- [RECORDS PROVIDED]:
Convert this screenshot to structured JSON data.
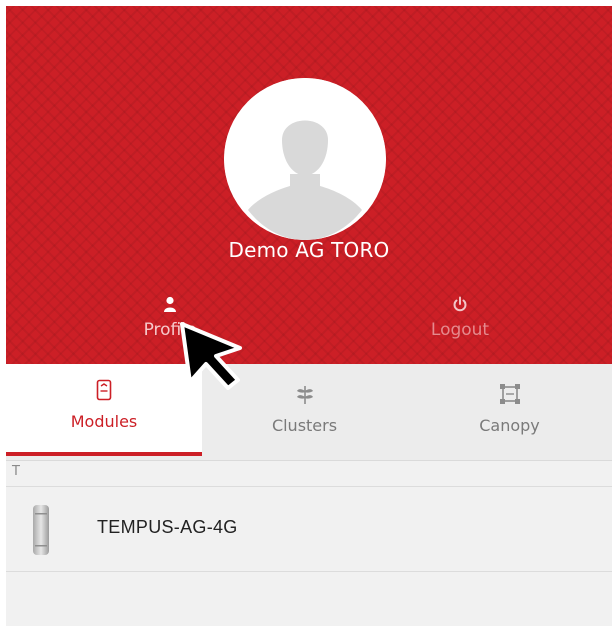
{
  "header": {
    "user_name": "Demo AG TORO",
    "profile_label": "Profile",
    "logout_label": "Logout",
    "avatar_icon": "person-silhouette-icon",
    "profile_icon": "person-icon",
    "logout_icon": "power-icon",
    "accent_color": "#cc1f26"
  },
  "tabs": [
    {
      "label": "Modules",
      "icon": "module-icon",
      "active": true
    },
    {
      "label": "Clusters",
      "icon": "leaf-icon",
      "active": false
    },
    {
      "label": "Canopy",
      "icon": "frame-icon",
      "active": false
    }
  ],
  "list": {
    "section_letter": "T",
    "items": [
      {
        "name": "TEMPUS-AG-4G",
        "icon": "device-sensor-icon"
      }
    ]
  },
  "cursor": {
    "icon": "mouse-pointer-icon"
  }
}
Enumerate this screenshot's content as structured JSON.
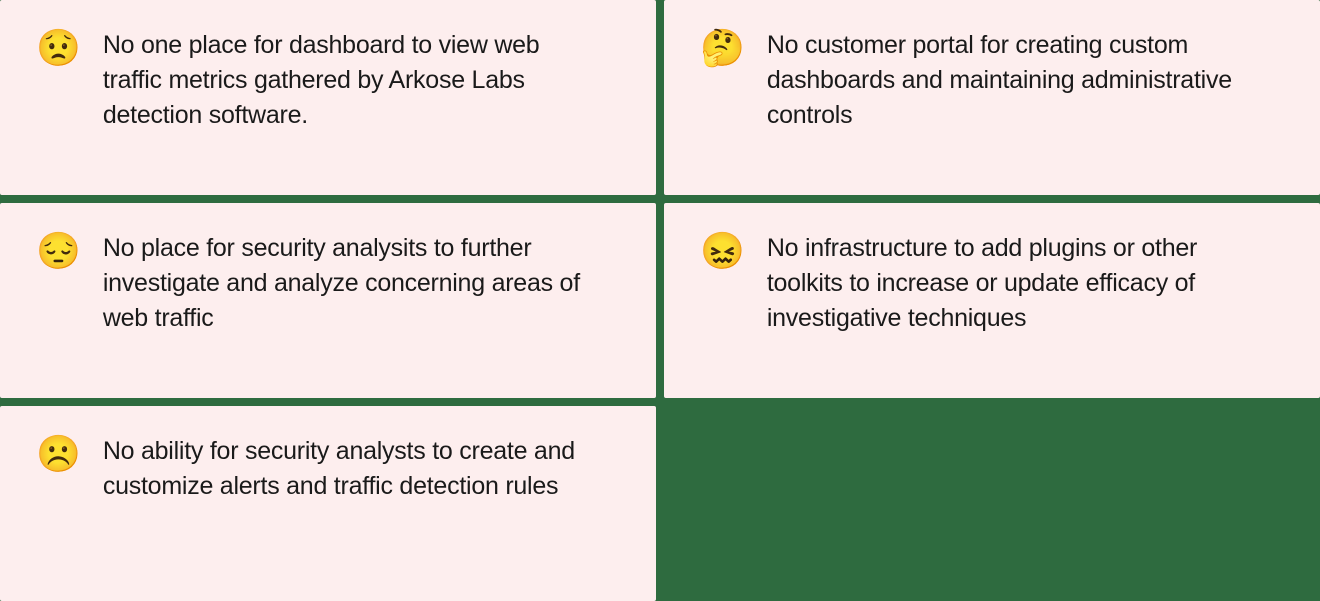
{
  "cards": [
    {
      "emoji": "😟",
      "text": "No one place for dashboard to view web traffic metrics gathered by Arkose Labs detection software."
    },
    {
      "emoji": "🤔",
      "text": "No customer portal for creating custom dashboards and maintaining administrative controls"
    },
    {
      "emoji": "😔",
      "text": "No place for security analysits to further investigate and analyze concerning areas of web traffic"
    },
    {
      "emoji": "😖",
      "text": "No infrastructure to add plugins or other toolkits to increase or update efficacy of investigative techniques"
    },
    {
      "emoji": "☹️",
      "text": "No ability for security analysts to create and customize alerts and traffic detection rules"
    }
  ]
}
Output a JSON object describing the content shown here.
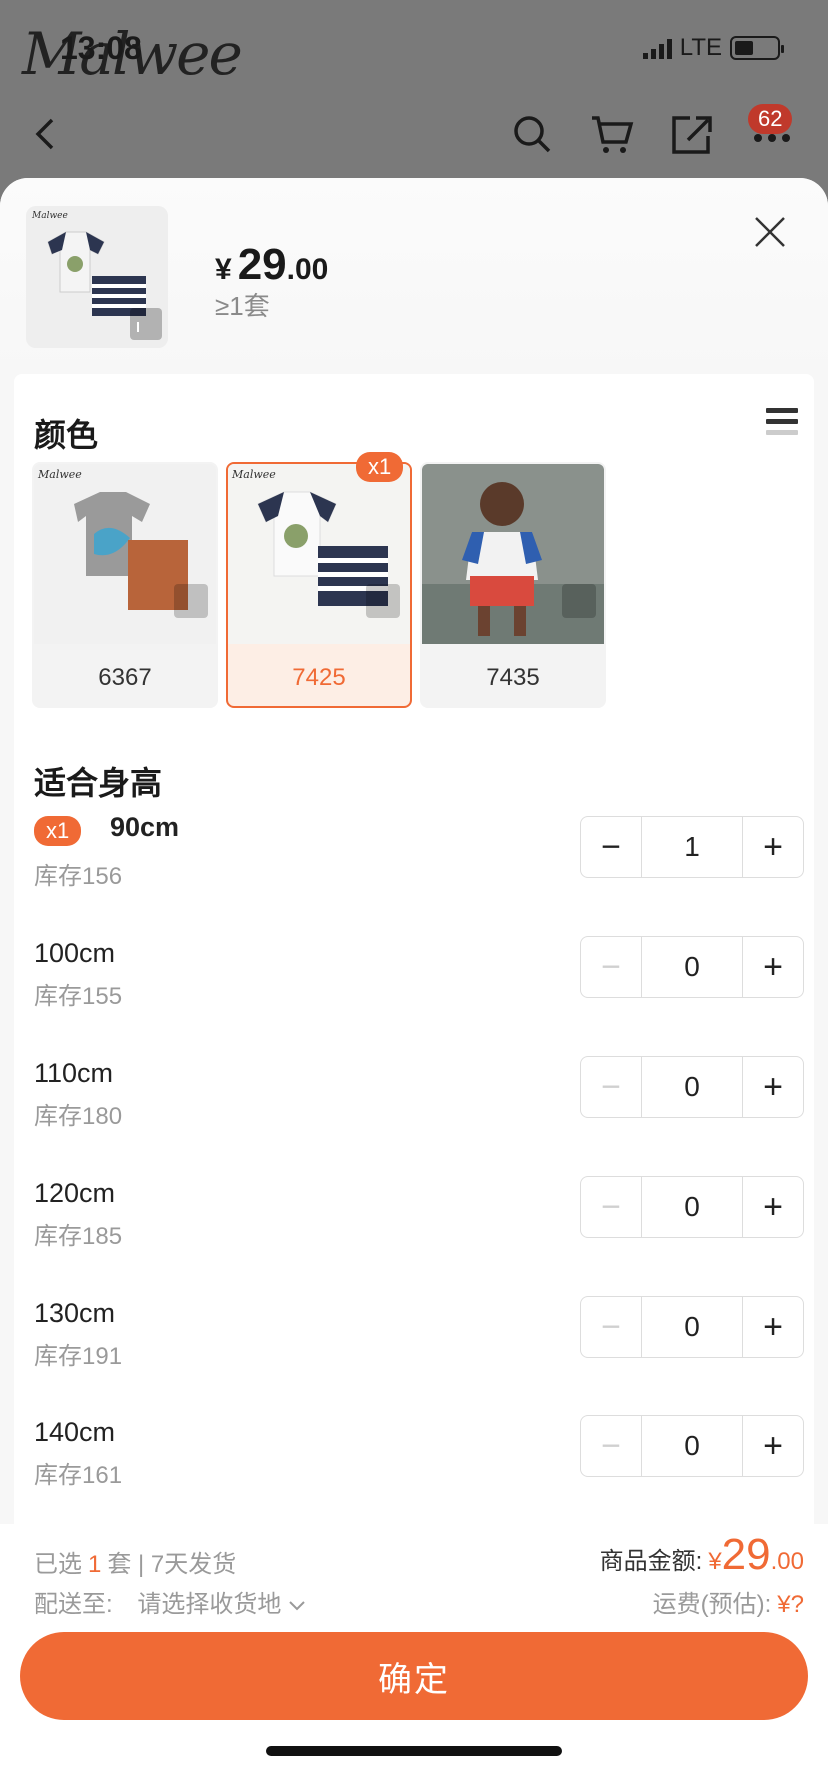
{
  "status_bar": {
    "time": "13:08",
    "network": "LTE",
    "logo_text": "Malwee"
  },
  "nav": {
    "cart_badge": "62"
  },
  "header": {
    "currency": "¥",
    "price_int": "29",
    "price_dec": ".00",
    "moq": "≥1套"
  },
  "color_section": {
    "title": "颜色",
    "swatches": [
      {
        "label": "6367",
        "selected": false,
        "qty": ""
      },
      {
        "label": "7425",
        "selected": true,
        "qty": "x1"
      },
      {
        "label": "7435",
        "selected": false,
        "qty": ""
      }
    ]
  },
  "size_section": {
    "title": "适合身高",
    "rows": [
      {
        "badge": "x1",
        "size": "90cm",
        "stock": "库存156",
        "qty": "1",
        "minus": "−",
        "plus": "+"
      },
      {
        "size": "100cm",
        "stock": "库存155",
        "qty": "0",
        "minus": "−",
        "plus": "+"
      },
      {
        "size": "110cm",
        "stock": "库存180",
        "qty": "0",
        "minus": "−",
        "plus": "+"
      },
      {
        "size": "120cm",
        "stock": "库存185",
        "qty": "0",
        "minus": "−",
        "plus": "+"
      },
      {
        "size": "130cm",
        "stock": "库存191",
        "qty": "0",
        "minus": "−",
        "plus": "+"
      },
      {
        "size": "140cm",
        "stock": "库存161",
        "qty": "0",
        "minus": "−",
        "plus": "+"
      }
    ]
  },
  "footer": {
    "selected_prefix": "已选",
    "selected_count": "1",
    "selected_suffix": "套 | 7天发货",
    "ship_to_label": "配送至:",
    "ship_to_value": "请选择收货地",
    "amount_label": "商品金额:",
    "amount_currency": "¥",
    "amount_int": "29",
    "amount_dec": ".00",
    "freight_label": "运费(预估):",
    "freight_value": "¥?",
    "confirm_label": "确定"
  },
  "colors": {
    "accent": "#f06a35",
    "badge_red": "#c0392b"
  }
}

- [GIVEN EXERCISE]:
Take the records above and transcribe them exactly, dropping every picture.

- [RESULT FOR THIS EXERCISE]:
Convert this screenshot to structured JSON data.
{
  "header": {
    "user_name": "Demo AG TORO",
    "profile_label": "Profile",
    "logout_label": "Logout",
    "avatar_icon": "person-silhouette-icon",
    "profile_icon": "person-icon",
    "logout_icon": "power-icon",
    "accent_color": "#cc1f26"
  },
  "tabs": [
    {
      "label": "Modules",
      "icon": "module-icon",
      "active": true
    },
    {
      "label": "Clusters",
      "icon": "leaf-icon",
      "active": false
    },
    {
      "label": "Canopy",
      "icon": "frame-icon",
      "active": false
    }
  ],
  "list": {
    "section_letter": "T",
    "items": [
      {
        "name": "TEMPUS-AG-4G",
        "icon": "device-sensor-icon"
      }
    ]
  },
  "cursor": {
    "icon": "mouse-pointer-icon"
  }
}
Enumerate this screenshot's content as structured JSON.
{
  "cards": [
    {
      "emoji": "😟",
      "text": "No one place for dashboard to view web traffic metrics gathered by Arkose Labs detection software."
    },
    {
      "emoji": "🤔",
      "text": "No customer portal for creating custom dashboards and maintaining administrative controls"
    },
    {
      "emoji": "😔",
      "text": "No place for security analysits to further investigate and analyze concerning areas of web traffic"
    },
    {
      "emoji": "😖",
      "text": "No infrastructure to add plugins or other toolkits to increase or update efficacy of investigative techniques"
    },
    {
      "emoji": "☹️",
      "text": "No ability for security analysts to create and customize alerts and traffic detection rules"
    }
  ]
}
Output a JSON object describing the content shown here.
{
  "status_bar": {
    "time": "13:08",
    "network": "LTE",
    "logo_text": "Malwee"
  },
  "nav": {
    "cart_badge": "62"
  },
  "header": {
    "currency": "¥",
    "price_int": "29",
    "price_dec": ".00",
    "moq": "≥1套"
  },
  "color_section": {
    "title": "颜色",
    "swatches": [
      {
        "label": "6367",
        "selected": false,
        "qty": ""
      },
      {
        "label": "7425",
        "selected": true,
        "qty": "x1"
      },
      {
        "label": "7435",
        "selected": false,
        "qty": ""
      }
    ]
  },
  "size_section": {
    "title": "适合身高",
    "rows": [
      {
        "badge": "x1",
        "size": "90cm",
        "stock": "库存156",
        "qty": "1",
        "minus": "−",
        "plus": "+"
      },
      {
        "size": "100cm",
        "stock": "库存155",
        "qty": "0",
        "minus": "−",
        "plus": "+"
      },
      {
        "size": "110cm",
        "stock": "库存180",
        "qty": "0",
        "minus": "−",
        "plus": "+"
      },
      {
        "size": "120cm",
        "stock": "库存185",
        "qty": "0",
        "minus": "−",
        "plus": "+"
      },
      {
        "size": "130cm",
        "stock": "库存191",
        "qty": "0",
        "minus": "−",
        "plus": "+"
      },
      {
        "size": "140cm",
        "stock": "库存161",
        "qty": "0",
        "minus": "−",
        "plus": "+"
      }
    ]
  },
  "footer": {
    "selected_prefix": "已选",
    "selected_count": "1",
    "selected_suffix": "套 | 7天发货",
    "ship_to_label": "配送至:",
    "ship_to_value": "请选择收货地",
    "amount_label": "商品金额:",
    "amount_currency": "¥",
    "amount_int": "29",
    "amount_dec": ".00",
    "freight_label": "运费(预估):",
    "freight_value": "¥?",
    "confirm_label": "确定"
  },
  "colors": {
    "accent": "#f06a35",
    "badge_red": "#c0392b"
  }
}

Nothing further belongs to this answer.